Transcribe every entry word for word, but skip the images.

Input for this task:
- - -

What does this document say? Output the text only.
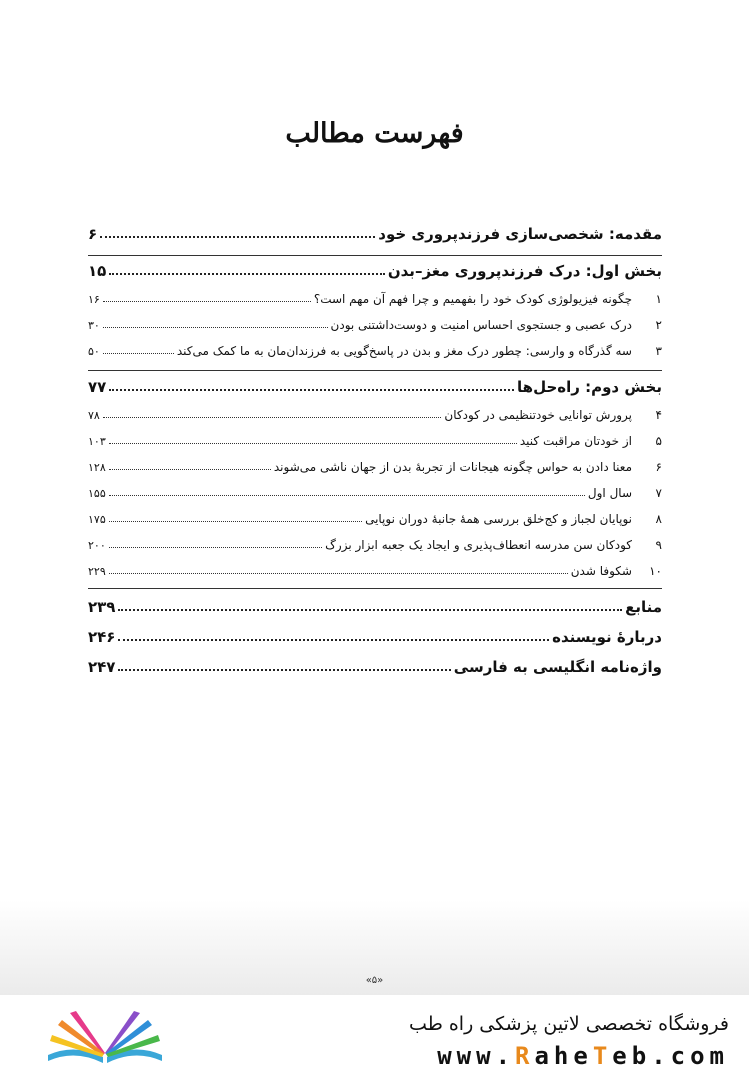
فهرست مطالب
مقدمه: شخصی‌سازی فرزندپروری خود
۶
بخش اول: درک فرزندپروری مغز–بدن
۱۵
۱
چگونه فیزیولوژی کودک خود را بفهمیم و چرا فهم آن مهم است؟
۱۶
۲
درک عصبی و جستجوی احساس امنیت و دوست‌داشتنی بودن
۳۰
۳
سه گذرگاه و وارسی: چطور درک مغز و بدن در پاسخ‌گویی به فرزندان‌مان به ما کمک می‌کند
۵۰
بخش دوم: راه‌حل‌ها
۷۷
۴
پرورش توانایی خودتنظیمی در کودکان
۷۸
۵
از خودتان مراقبت کنید
۱۰۳
۶
معنا دادن به حواس چگونه هیجانات از تجربهٔ بدن از جهان ناشی می‌شوند
۱۲۸
۷
سال اول
۱۵۵
۸
نوپایان لجباز و کج‌خلق بررسی همهٔ جانبهٔ دوران نوپایی
۱۷۵
۹
کودکان سن مدرسه انعطاف‌پذیری و ایجاد یک جعبه ابزار بزرگ
۲۰۰
۱۰
شکوفا شدن
۲۲۹
منابع
۲۳۹
دربارهٔ نویسنده
۲۴۶
واژه‌نامه انگلیسی به فارسی
۲۴۷
«۵»
فروشگاه تخصصی لاتین پزشکی راه طب
www.RaheTeb.com
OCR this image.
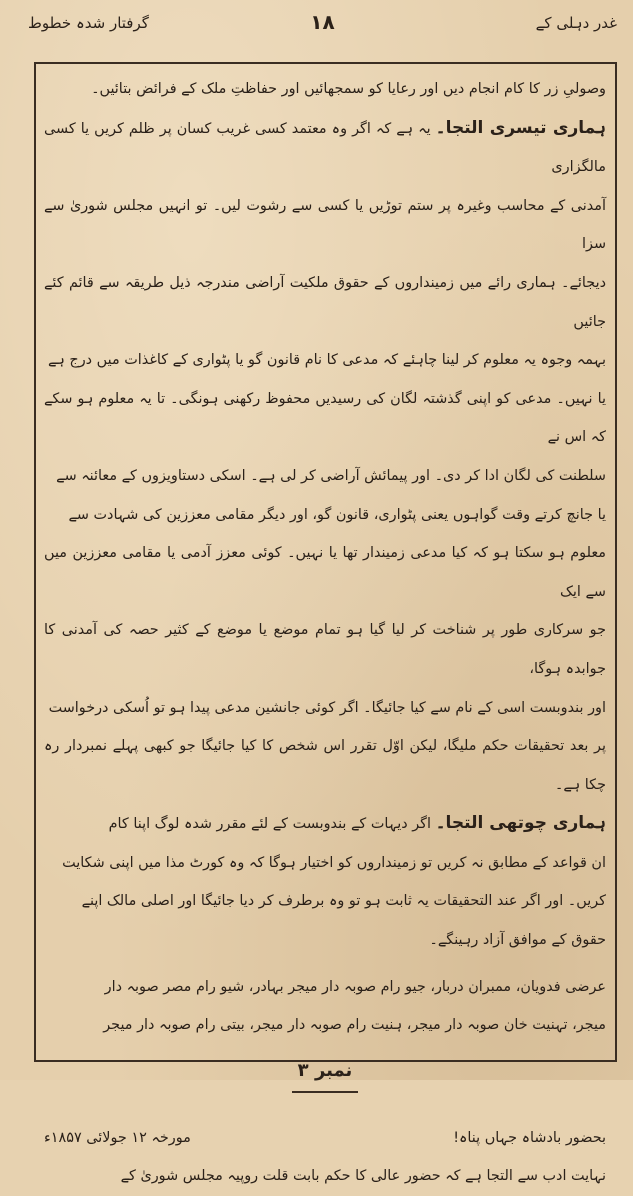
غدر دہلی کے
۱۸
گرفتار شدہ خطوط

وصولیِ زر کا کام انجام دیں اور رعایا کو سمجھائیں اور حفاظتِ ملک کے فرائض بتائیں۔

ہماری تیسری التجا۔ یہ ہے کہ اگر وہ معتمد کسی غریب کسان پر ظلم کریں یا کسی مالگزاری

آمدنی کے محاسب وغیرہ پر ستم توڑیں یا کسی سے رشوت لیں۔ تو انہیں مجلس شوریٰ سے سزا

دیجائے۔ ہماری رائے میں زمینداروں کے حقوق ملکیت آراضی مندرجہ ذیل طریقہ سے قائم کئے جائیں

بہمہ وجوہ یہ معلوم کر لینا چاہئے کہ مدعی کا نام قانون گو یا پٹواری کے کاغذات میں درج ہے

یا نہیں۔ مدعی کو اپنی گذشتہ لگان کی رسیدیں محفوظ رکھنی ہونگی۔ تا یہ معلوم ہو سکے کہ اس نے

سلطنت کی لگان ادا کر دی۔ اور پیمائش آراضی کر لی ہے۔ اسکی دستاویزوں کے معائنہ سے

یا جانچ کرتے وقت گواہوں یعنی پٹواری، قانون گو، اور دیگر مقامی معززین کی شہادت سے

معلوم ہو سکتا ہو کہ کیا مدعی زمیندار تھا یا نہیں۔ کوئی معزز آدمی یا مقامی معززین میں سے ایک

جو سرکاری طور پر شناخت کر لیا گیا ہو تمام موضع یا موضع کے کثیر حصہ کی آمدنی کا جوابدہ ہوگا،

اور بندوبست اسی کے نام سے کیا جائیگا۔ اگر کوئی جانشین مدعی پیدا ہو تو اُسکی درخواست

پر بعد تحقیقات حکم ملیگا، لیکن اوّل تقرر اس شخص کا کیا جائیگا جو کبھی پہلے نمبردار رہ چکا ہے۔

ہماری چوتھی التجا۔ اگر دیہات کے بندوبست کے لئے مقرر شدہ لوگ اپنا کام

ان قواعد کے مطابق نہ کریں تو زمینداروں کو اختیار ہوگا کہ وہ کورٹ مذا میں اپنی شکایت

کریں۔ اور اگر عند التحقیقات یہ ثابت ہو تو وہ برطرف کر دیا جائیگا اور اصلی مالک اپنے

حقوق کے موافق آزاد رہینگے۔

عرضی فدویان، ممبران دربار، جیو رام صوبہ دار میجر بہادر، شیو رام مصر صوبہ دار

میجر، تہنیت خان صوبہ دار میجر، ہنیت رام صوبہ دار میجر، بیتی رام صوبہ دار میجر

نمبر ۳
بحضور بادشاہ جہاں پناہ!
مورخہ ۱۲ جولائی ۱۸۵۷ء

نہایت ادب سے التجا ہے کہ حضور عالی کا حکم بابت قلت روپیہ مجلس شوریٰ کے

- - -

Output:
What does this document say? Output the text only.
فهرست مطالب
مقدمه: شخصی‌سازی فرزندپروری خود
۶
بخش اول: درک فرزندپروری مغز–بدن
۱۵
۱
چگونه فیزیولوژی کودک خود را بفهمیم و چرا فهم آن مهم است؟
۱۶
۲
درک عصبی و جستجوی احساس امنیت و دوست‌داشتنی بودن
۳۰
۳
سه گذرگاه و وارسی: چطور درک مغز و بدن در پاسخ‌گویی به فرزندان‌مان به ما کمک می‌کند
۵۰
بخش دوم: راه‌حل‌ها
۷۷
۴
پرورش توانایی خودتنظیمی در کودکان
۷۸
۵
از خودتان مراقبت کنید
۱۰۳
۶
معنا دادن به حواس چگونه هیجانات از تجربهٔ بدن از جهان ناشی می‌شوند
۱۲۸
۷
سال اول
۱۵۵
۸
نوپایان لجباز و کج‌خلق بررسی همهٔ جانبهٔ دوران نوپایی
۱۷۵
۹
کودکان سن مدرسه انعطاف‌پذیری و ایجاد یک جعبه ابزار بزرگ
۲۰۰
۱۰
شکوفا شدن
۲۲۹
منابع
۲۳۹
دربارهٔ نویسنده
۲۴۶
واژه‌نامه انگلیسی به فارسی
۲۴۷
«۵»
فروشگاه تخصصی لاتین پزشکی راه طب
www.RaheTeb.com
OCR this image.
غدر دہلی کے
۱۸
گرفتار شدہ خطوط

وصولیِ زر کا کام انجام دیں اور رعایا کو سمجھائیں اور حفاظتِ ملک کے فرائض بتائیں۔

ہماری تیسری التجا۔ یہ ہے کہ اگر وہ معتمد کسی غریب کسان پر ظلم کریں یا کسی مالگزاری

آمدنی کے محاسب وغیرہ پر ستم توڑیں یا کسی سے رشوت لیں۔ تو انہیں مجلس شوریٰ سے سزا

دیجائے۔ ہماری رائے میں زمینداروں کے حقوق ملکیت آراضی مندرجہ ذیل طریقہ سے قائم کئے جائیں

بہمہ وجوہ یہ معلوم کر لینا چاہئے کہ مدعی کا نام قانون گو یا پٹواری کے کاغذات میں درج ہے

یا نہیں۔ مدعی کو اپنی گذشتہ لگان کی رسیدیں محفوظ رکھنی ہونگی۔ تا یہ معلوم ہو سکے کہ اس نے

سلطنت کی لگان ادا کر دی۔ اور پیمائش آراضی کر لی ہے۔ اسکی دستاویزوں کے معائنہ سے

یا جانچ کرتے وقت گواہوں یعنی پٹواری، قانون گو، اور دیگر مقامی معززین کی شہادت سے

معلوم ہو سکتا ہو کہ کیا مدعی زمیندار تھا یا نہیں۔ کوئی معزز آدمی یا مقامی معززین میں سے ایک

جو سرکاری طور پر شناخت کر لیا گیا ہو تمام موضع یا موضع کے کثیر حصہ کی آمدنی کا جوابدہ ہوگا،

اور بندوبست اسی کے نام سے کیا جائیگا۔ اگر کوئی جانشین مدعی پیدا ہو تو اُسکی درخواست

پر بعد تحقیقات حکم ملیگا، لیکن اوّل تقرر اس شخص کا کیا جائیگا جو کبھی پہلے نمبردار رہ چکا ہے۔

ہماری چوتھی التجا۔ اگر دیہات کے بندوبست کے لئے مقرر شدہ لوگ اپنا کام

ان قواعد کے مطابق نہ کریں تو زمینداروں کو اختیار ہوگا کہ وہ کورٹ مذا میں اپنی شکایت

کریں۔ اور اگر عند التحقیقات یہ ثابت ہو تو وہ برطرف کر دیا جائیگا اور اصلی مالک اپنے

حقوق کے موافق آزاد رہینگے۔

عرضی فدویان، ممبران دربار، جیو رام صوبہ دار میجر بہادر، شیو رام مصر صوبہ دار

میجر، تہنیت خان صوبہ دار میجر، ہنیت رام صوبہ دار میجر، بیتی رام صوبہ دار میجر

نمبر ۳
بحضور بادشاہ جہاں پناہ!
مورخہ ۱۲ جولائی ۱۸۵۷ء

نہایت ادب سے التجا ہے کہ حضور عالی کا حکم بابت قلت روپیہ مجلس شوریٰ کے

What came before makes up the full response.